• _Task material_:

--- --- ---

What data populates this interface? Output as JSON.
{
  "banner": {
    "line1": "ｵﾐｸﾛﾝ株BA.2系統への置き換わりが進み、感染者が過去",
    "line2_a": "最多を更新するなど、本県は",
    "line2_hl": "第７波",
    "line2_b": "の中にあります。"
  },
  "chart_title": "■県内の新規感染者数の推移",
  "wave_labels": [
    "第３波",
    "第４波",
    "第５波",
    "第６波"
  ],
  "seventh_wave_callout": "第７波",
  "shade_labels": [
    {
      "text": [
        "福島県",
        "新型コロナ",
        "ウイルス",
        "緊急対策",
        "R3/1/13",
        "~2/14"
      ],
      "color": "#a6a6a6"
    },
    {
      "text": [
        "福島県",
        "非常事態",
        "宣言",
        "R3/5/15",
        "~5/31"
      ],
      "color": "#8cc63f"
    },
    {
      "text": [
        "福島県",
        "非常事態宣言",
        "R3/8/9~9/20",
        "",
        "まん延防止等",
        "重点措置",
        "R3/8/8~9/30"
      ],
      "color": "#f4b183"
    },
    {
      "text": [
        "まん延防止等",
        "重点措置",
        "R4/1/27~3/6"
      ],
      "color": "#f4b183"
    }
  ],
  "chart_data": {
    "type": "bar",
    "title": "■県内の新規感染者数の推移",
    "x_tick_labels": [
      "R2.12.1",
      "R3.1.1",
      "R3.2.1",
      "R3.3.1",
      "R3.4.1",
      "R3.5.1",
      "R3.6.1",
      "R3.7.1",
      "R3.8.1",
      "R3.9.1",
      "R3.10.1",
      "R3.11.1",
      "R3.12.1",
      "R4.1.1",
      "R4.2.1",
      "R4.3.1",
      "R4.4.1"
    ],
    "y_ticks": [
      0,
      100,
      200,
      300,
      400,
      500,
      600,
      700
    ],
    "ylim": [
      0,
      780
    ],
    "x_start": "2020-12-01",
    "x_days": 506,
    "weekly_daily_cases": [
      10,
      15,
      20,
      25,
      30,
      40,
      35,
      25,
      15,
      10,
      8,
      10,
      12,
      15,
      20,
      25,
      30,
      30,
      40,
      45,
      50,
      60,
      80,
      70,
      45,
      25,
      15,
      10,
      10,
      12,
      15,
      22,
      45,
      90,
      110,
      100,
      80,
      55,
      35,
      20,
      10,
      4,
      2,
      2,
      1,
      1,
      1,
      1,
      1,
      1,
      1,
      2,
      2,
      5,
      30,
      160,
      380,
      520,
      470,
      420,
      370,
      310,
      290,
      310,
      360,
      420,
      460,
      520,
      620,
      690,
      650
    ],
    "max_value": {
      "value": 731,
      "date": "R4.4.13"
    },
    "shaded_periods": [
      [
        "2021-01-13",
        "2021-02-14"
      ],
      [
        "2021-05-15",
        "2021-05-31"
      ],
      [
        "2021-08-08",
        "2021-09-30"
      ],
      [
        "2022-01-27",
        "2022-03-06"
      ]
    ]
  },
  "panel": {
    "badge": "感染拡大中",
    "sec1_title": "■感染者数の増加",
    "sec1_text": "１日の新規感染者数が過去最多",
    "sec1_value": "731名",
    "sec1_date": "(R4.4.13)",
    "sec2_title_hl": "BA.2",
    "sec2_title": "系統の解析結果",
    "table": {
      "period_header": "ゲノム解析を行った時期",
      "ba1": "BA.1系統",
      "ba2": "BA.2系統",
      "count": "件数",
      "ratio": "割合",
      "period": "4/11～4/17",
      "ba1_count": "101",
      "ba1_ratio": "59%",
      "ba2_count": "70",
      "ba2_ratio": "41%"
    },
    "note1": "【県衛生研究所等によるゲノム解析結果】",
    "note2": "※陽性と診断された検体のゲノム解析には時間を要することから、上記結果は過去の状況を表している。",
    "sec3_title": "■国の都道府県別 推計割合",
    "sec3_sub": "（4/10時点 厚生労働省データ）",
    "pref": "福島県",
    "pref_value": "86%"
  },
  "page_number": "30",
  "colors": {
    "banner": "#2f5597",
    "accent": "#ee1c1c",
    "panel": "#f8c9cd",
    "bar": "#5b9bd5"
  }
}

--- --- ---

• _Aim_: Reproduce the listing above word for word.

• _Solution to the exercise_:
What data populates this interface? Output as JSON.
{
  "banner": {
    "line1": "ｵﾐｸﾛﾝ株BA.2系統への置き換わりが進み、感染者が過去",
    "line2_a": "最多を更新するなど、本県は",
    "line2_hl": "第７波",
    "line2_b": "の中にあります。"
  },
  "chart_title": "■県内の新規感染者数の推移",
  "wave_labels": [
    "第３波",
    "第４波",
    "第５波",
    "第６波"
  ],
  "seventh_wave_callout": "第７波",
  "shade_labels": [
    {
      "text": [
        "福島県",
        "新型コロナ",
        "ウイルス",
        "緊急対策",
        "R3/1/13",
        "~2/14"
      ],
      "color": "#a6a6a6"
    },
    {
      "text": [
        "福島県",
        "非常事態",
        "宣言",
        "R3/5/15",
        "~5/31"
      ],
      "color": "#8cc63f"
    },
    {
      "text": [
        "福島県",
        "非常事態宣言",
        "R3/8/9~9/20",
        "",
        "まん延防止等",
        "重点措置",
        "R3/8/8~9/30"
      ],
      "color": "#f4b183"
    },
    {
      "text": [
        "まん延防止等",
        "重点措置",
        "R4/1/27~3/6"
      ],
      "color": "#f4b183"
    }
  ],
  "chart_data": {
    "type": "bar",
    "title": "■県内の新規感染者数の推移",
    "x_tick_labels": [
      "R2.12.1",
      "R3.1.1",
      "R3.2.1",
      "R3.3.1",
      "R3.4.1",
      "R3.5.1",
      "R3.6.1",
      "R3.7.1",
      "R3.8.1",
      "R3.9.1",
      "R3.10.1",
      "R3.11.1",
      "R3.12.1",
      "R4.1.1",
      "R4.2.1",
      "R4.3.1",
      "R4.4.1"
    ],
    "y_ticks": [
      0,
      100,
      200,
      300,
      400,
      500,
      600,
      700
    ],
    "ylim": [
      0,
      780
    ],
    "x_start": "2020-12-01",
    "x_days": 506,
    "weekly_daily_cases": [
      10,
      15,
      20,
      25,
      30,
      40,
      35,
      25,
      15,
      10,
      8,
      10,
      12,
      15,
      20,
      25,
      30,
      30,
      40,
      45,
      50,
      60,
      80,
      70,
      45,
      25,
      15,
      10,
      10,
      12,
      15,
      22,
      45,
      90,
      110,
      100,
      80,
      55,
      35,
      20,
      10,
      4,
      2,
      2,
      1,
      1,
      1,
      1,
      1,
      1,
      1,
      2,
      2,
      5,
      30,
      160,
      380,
      520,
      470,
      420,
      370,
      310,
      290,
      310,
      360,
      420,
      460,
      520,
      620,
      690,
      650
    ],
    "max_value": {
      "value": 731,
      "date": "R4.4.13"
    },
    "shaded_periods": [
      [
        "2021-01-13",
        "2021-02-14"
      ],
      [
        "2021-05-15",
        "2021-05-31"
      ],
      [
        "2021-08-08",
        "2021-09-30"
      ],
      [
        "2022-01-27",
        "2022-03-06"
      ]
    ]
  },
  "panel": {
    "badge": "感染拡大中",
    "sec1_title": "■感染者数の増加",
    "sec1_text": "１日の新規感染者数が過去最多",
    "sec1_value": "731名",
    "sec1_date": "(R4.4.13)",
    "sec2_title_hl": "BA.2",
    "sec2_title": "系統の解析結果",
    "table": {
      "period_header": "ゲノム解析を行った時期",
      "ba1": "BA.1系統",
      "ba2": "BA.2系統",
      "count": "件数",
      "ratio": "割合",
      "period": "4/11～4/17",
      "ba1_count": "101",
      "ba1_ratio": "59%",
      "ba2_count": "70",
      "ba2_ratio": "41%"
    },
    "note1": "【県衛生研究所等によるゲノム解析結果】",
    "note2": "※陽性と診断された検体のゲノム解析には時間を要することから、上記結果は過去の状況を表している。",
    "sec3_title": "■国の都道府県別 推計割合",
    "sec3_sub": "（4/10時点 厚生労働省データ）",
    "pref": "福島県",
    "pref_value": "86%"
  },
  "page_number": "30",
  "colors": {
    "banner": "#2f5597",
    "accent": "#ee1c1c",
    "panel": "#f8c9cd",
    "bar": "#5b9bd5"
  }
}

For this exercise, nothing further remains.